**EXERCISE PROMPT**
Write out all of the lines below, exactly and completely.

**AVAILABLE RECORDS**
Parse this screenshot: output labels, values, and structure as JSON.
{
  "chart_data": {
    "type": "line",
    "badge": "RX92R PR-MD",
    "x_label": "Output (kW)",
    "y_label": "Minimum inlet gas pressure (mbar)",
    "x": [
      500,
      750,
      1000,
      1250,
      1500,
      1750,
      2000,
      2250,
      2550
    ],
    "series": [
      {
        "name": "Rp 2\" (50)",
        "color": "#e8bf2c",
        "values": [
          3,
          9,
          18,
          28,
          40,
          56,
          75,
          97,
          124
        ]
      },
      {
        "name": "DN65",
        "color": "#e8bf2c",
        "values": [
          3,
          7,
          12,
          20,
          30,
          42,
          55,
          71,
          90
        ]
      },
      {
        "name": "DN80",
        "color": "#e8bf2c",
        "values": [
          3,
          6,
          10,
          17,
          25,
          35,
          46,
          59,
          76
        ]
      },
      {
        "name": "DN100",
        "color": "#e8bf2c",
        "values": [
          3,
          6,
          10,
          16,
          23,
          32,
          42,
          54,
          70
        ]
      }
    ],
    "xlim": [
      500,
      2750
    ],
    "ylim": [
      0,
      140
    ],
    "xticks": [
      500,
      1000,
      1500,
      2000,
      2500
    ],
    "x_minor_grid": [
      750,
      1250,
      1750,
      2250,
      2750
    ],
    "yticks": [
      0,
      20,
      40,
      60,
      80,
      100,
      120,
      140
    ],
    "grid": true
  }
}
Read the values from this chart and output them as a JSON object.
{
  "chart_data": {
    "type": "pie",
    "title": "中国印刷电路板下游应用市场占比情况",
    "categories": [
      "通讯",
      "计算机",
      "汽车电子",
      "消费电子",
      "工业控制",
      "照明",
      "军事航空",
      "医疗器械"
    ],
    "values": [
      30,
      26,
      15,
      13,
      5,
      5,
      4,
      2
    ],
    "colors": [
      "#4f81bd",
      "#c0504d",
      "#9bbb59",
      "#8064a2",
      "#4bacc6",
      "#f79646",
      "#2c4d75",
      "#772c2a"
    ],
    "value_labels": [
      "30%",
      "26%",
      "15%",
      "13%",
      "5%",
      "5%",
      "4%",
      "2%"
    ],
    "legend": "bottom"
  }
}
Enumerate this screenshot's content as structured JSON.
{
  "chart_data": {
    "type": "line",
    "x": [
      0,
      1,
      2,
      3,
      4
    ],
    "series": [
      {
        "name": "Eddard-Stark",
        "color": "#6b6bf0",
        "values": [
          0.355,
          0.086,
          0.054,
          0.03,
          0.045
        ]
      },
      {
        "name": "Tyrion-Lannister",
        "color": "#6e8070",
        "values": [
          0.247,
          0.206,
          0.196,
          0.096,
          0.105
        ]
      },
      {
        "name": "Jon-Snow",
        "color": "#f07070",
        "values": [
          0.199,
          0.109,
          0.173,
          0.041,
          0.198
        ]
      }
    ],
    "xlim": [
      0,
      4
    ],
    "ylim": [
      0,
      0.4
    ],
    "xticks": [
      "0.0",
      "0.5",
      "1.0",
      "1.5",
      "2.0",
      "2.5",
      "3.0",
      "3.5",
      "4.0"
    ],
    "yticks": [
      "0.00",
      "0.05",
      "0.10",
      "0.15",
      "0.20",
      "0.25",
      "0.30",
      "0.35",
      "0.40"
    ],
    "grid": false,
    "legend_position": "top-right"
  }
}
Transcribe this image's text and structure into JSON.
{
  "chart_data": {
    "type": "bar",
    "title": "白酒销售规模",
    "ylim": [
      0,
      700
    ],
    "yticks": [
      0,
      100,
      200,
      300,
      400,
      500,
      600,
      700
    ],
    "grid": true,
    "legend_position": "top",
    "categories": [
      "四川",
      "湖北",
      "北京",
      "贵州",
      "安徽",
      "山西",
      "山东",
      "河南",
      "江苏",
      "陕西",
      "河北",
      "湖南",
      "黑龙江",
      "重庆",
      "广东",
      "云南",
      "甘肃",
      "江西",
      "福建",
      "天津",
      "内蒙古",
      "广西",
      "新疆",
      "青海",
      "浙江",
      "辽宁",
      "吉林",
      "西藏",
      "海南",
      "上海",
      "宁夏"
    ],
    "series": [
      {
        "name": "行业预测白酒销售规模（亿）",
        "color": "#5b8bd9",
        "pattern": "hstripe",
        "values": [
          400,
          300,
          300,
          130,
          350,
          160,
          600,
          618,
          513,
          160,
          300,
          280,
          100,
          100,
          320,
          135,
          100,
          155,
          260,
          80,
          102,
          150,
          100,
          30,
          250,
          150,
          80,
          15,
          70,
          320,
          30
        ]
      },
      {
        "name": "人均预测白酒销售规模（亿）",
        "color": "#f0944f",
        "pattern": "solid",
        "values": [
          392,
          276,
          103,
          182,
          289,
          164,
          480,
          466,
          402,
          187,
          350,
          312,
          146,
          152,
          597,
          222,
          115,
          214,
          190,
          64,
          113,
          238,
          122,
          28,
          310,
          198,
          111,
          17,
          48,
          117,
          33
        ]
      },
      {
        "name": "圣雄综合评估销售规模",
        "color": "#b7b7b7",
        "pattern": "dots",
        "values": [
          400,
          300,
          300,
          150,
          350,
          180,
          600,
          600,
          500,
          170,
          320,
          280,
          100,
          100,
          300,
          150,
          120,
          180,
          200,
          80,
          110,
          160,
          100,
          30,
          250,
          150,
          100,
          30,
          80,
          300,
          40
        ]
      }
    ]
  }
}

**SOLUTION TO THIS PROBLEM**
Parse this screenshot: output labels, values, and structure as JSON.
{
  "chart_data": {
    "type": "line",
    "badge": "RX92R PR-MD",
    "x_label": "Output (kW)",
    "y_label": "Minimum inlet gas pressure (mbar)",
    "x": [
      500,
      750,
      1000,
      1250,
      1500,
      1750,
      2000,
      2250,
      2550
    ],
    "series": [
      {
        "name": "Rp 2\" (50)",
        "color": "#e8bf2c",
        "values": [
          3,
          9,
          18,
          28,
          40,
          56,
          75,
          97,
          124
        ]
      },
      {
        "name": "DN65",
        "color": "#e8bf2c",
        "values": [
          3,
          7,
          12,
          20,
          30,
          42,
          55,
          71,
          90
        ]
      },
      {
        "name": "DN80",
        "color": "#e8bf2c",
        "values": [
          3,
          6,
          10,
          17,
          25,
          35,
          46,
          59,
          76
        ]
      },
      {
        "name": "DN100",
        "color": "#e8bf2c",
        "values": [
          3,
          6,
          10,
          16,
          23,
          32,
          42,
          54,
          70
        ]
      }
    ],
    "xlim": [
      500,
      2750
    ],
    "ylim": [
      0,
      140
    ],
    "xticks": [
      500,
      1000,
      1500,
      2000,
      2500
    ],
    "x_minor_grid": [
      750,
      1250,
      1750,
      2250,
      2750
    ],
    "yticks": [
      0,
      20,
      40,
      60,
      80,
      100,
      120,
      140
    ],
    "grid": true
  }
}
Read the values from this chart and output them as a JSON object.
{
  "chart_data": {
    "type": "pie",
    "title": "中国印刷电路板下游应用市场占比情况",
    "categories": [
      "通讯",
      "计算机",
      "汽车电子",
      "消费电子",
      "工业控制",
      "照明",
      "军事航空",
      "医疗器械"
    ],
    "values": [
      30,
      26,
      15,
      13,
      5,
      5,
      4,
      2
    ],
    "colors": [
      "#4f81bd",
      "#c0504d",
      "#9bbb59",
      "#8064a2",
      "#4bacc6",
      "#f79646",
      "#2c4d75",
      "#772c2a"
    ],
    "value_labels": [
      "30%",
      "26%",
      "15%",
      "13%",
      "5%",
      "5%",
      "4%",
      "2%"
    ],
    "legend": "bottom"
  }
}
Enumerate this screenshot's content as structured JSON.
{
  "chart_data": {
    "type": "line",
    "x": [
      0,
      1,
      2,
      3,
      4
    ],
    "series": [
      {
        "name": "Eddard-Stark",
        "color": "#6b6bf0",
        "values": [
          0.355,
          0.086,
          0.054,
          0.03,
          0.045
        ]
      },
      {
        "name": "Tyrion-Lannister",
        "color": "#6e8070",
        "values": [
          0.247,
          0.206,
          0.196,
          0.096,
          0.105
        ]
      },
      {
        "name": "Jon-Snow",
        "color": "#f07070",
        "values": [
          0.199,
          0.109,
          0.173,
          0.041,
          0.198
        ]
      }
    ],
    "xlim": [
      0,
      4
    ],
    "ylim": [
      0,
      0.4
    ],
    "xticks": [
      "0.0",
      "0.5",
      "1.0",
      "1.5",
      "2.0",
      "2.5",
      "3.0",
      "3.5",
      "4.0"
    ],
    "yticks": [
      "0.00",
      "0.05",
      "0.10",
      "0.15",
      "0.20",
      "0.25",
      "0.30",
      "0.35",
      "0.40"
    ],
    "grid": false,
    "legend_position": "top-right"
  }
}
Transcribe this image's text and structure into JSON.
{
  "chart_data": {
    "type": "bar",
    "title": "白酒销售规模",
    "ylim": [
      0,
      700
    ],
    "yticks": [
      0,
      100,
      200,
      300,
      400,
      500,
      600,
      700
    ],
    "grid": true,
    "legend_position": "top",
    "categories": [
      "四川",
      "湖北",
      "北京",
      "贵州",
      "安徽",
      "山西",
      "山东",
      "河南",
      "江苏",
      "陕西",
      "河北",
      "湖南",
      "黑龙江",
      "重庆",
      "广东",
      "云南",
      "甘肃",
      "江西",
      "福建",
      "天津",
      "内蒙古",
      "广西",
      "新疆",
      "青海",
      "浙江",
      "辽宁",
      "吉林",
      "西藏",
      "海南",
      "上海",
      "宁夏"
    ],
    "series": [
      {
        "name": "行业预测白酒销售规模（亿）",
        "color": "#5b8bd9",
        "pattern": "hstripe",
        "values": [
          400,
          300,
          300,
          130,
          350,
          160,
          600,
          618,
          513,
          160,
          300,
          280,
          100,
          100,
          320,
          135,
          100,
          155,
          260,
          80,
          102,
          150,
          100,
          30,
          250,
          150,
          80,
          15,
          70,
          320,
          30
        ]
      },
      {
        "name": "人均预测白酒销售规模（亿）",
        "color": "#f0944f",
        "pattern": "solid",
        "values": [
          392,
          276,
          103,
          182,
          289,
          164,
          480,
          466,
          402,
          187,
          350,
          312,
          146,
          152,
          597,
          222,
          115,
          214,
          190,
          64,
          113,
          238,
          122,
          28,
          310,
          198,
          111,
          17,
          48,
          117,
          33
        ]
      },
      {
        "name": "圣雄综合评估销售规模",
        "color": "#b7b7b7",
        "pattern": "dots",
        "values": [
          400,
          300,
          300,
          150,
          350,
          180,
          600,
          600,
          500,
          170,
          320,
          280,
          100,
          100,
          300,
          150,
          120,
          180,
          200,
          80,
          110,
          160,
          100,
          30,
          250,
          150,
          100,
          30,
          80,
          300,
          40
        ]
      }
    ]
  }
}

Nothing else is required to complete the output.